**Aim:** Please copy every line of the records below that holds the word "ВИСВО".

::: Input

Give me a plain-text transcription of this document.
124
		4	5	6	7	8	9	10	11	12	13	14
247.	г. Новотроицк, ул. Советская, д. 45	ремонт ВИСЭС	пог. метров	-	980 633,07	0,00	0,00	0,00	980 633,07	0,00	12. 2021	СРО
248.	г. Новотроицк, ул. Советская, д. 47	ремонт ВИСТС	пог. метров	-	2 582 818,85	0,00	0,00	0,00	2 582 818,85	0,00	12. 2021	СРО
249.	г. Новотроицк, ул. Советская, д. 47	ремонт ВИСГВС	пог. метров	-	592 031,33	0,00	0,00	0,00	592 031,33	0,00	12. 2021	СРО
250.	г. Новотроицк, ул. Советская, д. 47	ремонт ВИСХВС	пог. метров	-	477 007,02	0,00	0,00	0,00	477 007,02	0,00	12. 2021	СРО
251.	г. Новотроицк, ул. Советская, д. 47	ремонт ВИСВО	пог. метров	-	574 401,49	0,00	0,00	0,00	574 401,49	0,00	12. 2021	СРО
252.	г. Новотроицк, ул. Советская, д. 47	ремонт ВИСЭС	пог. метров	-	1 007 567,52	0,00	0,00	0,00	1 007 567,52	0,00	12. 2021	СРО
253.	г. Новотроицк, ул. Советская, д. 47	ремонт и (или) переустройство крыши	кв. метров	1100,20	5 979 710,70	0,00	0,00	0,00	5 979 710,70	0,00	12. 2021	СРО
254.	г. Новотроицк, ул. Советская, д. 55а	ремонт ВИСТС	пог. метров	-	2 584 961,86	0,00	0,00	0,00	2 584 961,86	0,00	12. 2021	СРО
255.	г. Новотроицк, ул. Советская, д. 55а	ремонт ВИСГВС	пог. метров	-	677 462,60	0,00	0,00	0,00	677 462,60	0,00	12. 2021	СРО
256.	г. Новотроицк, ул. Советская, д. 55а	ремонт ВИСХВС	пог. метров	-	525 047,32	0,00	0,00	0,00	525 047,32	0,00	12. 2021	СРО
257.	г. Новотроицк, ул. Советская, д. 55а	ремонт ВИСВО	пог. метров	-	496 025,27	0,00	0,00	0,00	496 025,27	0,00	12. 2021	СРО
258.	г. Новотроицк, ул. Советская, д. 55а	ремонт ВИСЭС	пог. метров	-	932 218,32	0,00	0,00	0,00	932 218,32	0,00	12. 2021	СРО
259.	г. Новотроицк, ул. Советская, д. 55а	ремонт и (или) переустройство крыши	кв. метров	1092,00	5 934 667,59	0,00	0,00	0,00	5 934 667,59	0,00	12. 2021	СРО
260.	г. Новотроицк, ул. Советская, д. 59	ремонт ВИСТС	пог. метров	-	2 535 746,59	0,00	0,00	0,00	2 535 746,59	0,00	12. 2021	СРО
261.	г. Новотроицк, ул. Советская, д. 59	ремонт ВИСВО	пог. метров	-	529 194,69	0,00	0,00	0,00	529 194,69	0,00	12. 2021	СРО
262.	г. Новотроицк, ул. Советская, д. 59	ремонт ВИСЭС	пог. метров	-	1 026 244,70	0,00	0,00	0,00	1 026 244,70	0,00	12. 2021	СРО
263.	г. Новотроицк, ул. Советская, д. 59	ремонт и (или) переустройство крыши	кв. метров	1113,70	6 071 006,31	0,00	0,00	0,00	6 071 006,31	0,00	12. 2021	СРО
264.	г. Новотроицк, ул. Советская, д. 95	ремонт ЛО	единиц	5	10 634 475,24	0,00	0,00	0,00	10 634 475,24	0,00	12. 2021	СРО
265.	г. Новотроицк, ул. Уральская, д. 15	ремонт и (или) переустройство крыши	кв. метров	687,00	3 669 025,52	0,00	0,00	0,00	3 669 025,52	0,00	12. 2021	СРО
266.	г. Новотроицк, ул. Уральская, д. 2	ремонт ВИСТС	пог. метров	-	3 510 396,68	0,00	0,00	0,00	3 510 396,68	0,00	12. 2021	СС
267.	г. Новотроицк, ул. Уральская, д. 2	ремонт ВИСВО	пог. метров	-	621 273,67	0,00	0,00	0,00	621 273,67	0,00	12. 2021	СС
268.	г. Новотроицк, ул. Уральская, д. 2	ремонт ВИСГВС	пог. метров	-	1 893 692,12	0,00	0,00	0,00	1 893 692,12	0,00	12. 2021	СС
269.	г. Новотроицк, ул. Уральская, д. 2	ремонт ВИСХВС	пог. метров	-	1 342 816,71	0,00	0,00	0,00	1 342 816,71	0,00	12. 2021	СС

::::::

**Solution:**
251.	г. Новотроицк, ул. Советская, д. 47	ремонт ВИСВО	пог. метров	-	574 401,49	0,00	0,00	0,00	574 401,49	0,00	12. 2021	СРО
257.	г. Новотроицк, ул. Советская, д. 55а	ремонт ВИСВО	пог. метров	-	496 025,27	0,00	0,00	0,00	496 025,27	0,00	12. 2021	СРО
261.	г. Новотроицк, ул. Советская, д. 59	ремонт ВИСВО	пог. метров	-	529 194,69	0,00	0,00	0,00	529 194,69	0,00	12. 2021	СРО
267.	г. Новотроицк, ул. Уральская, д. 2	ремонт ВИСВО	пог. метров	-	621 273,67	0,00	0,00	0,00	621 273,67	0,00	12. 2021	СС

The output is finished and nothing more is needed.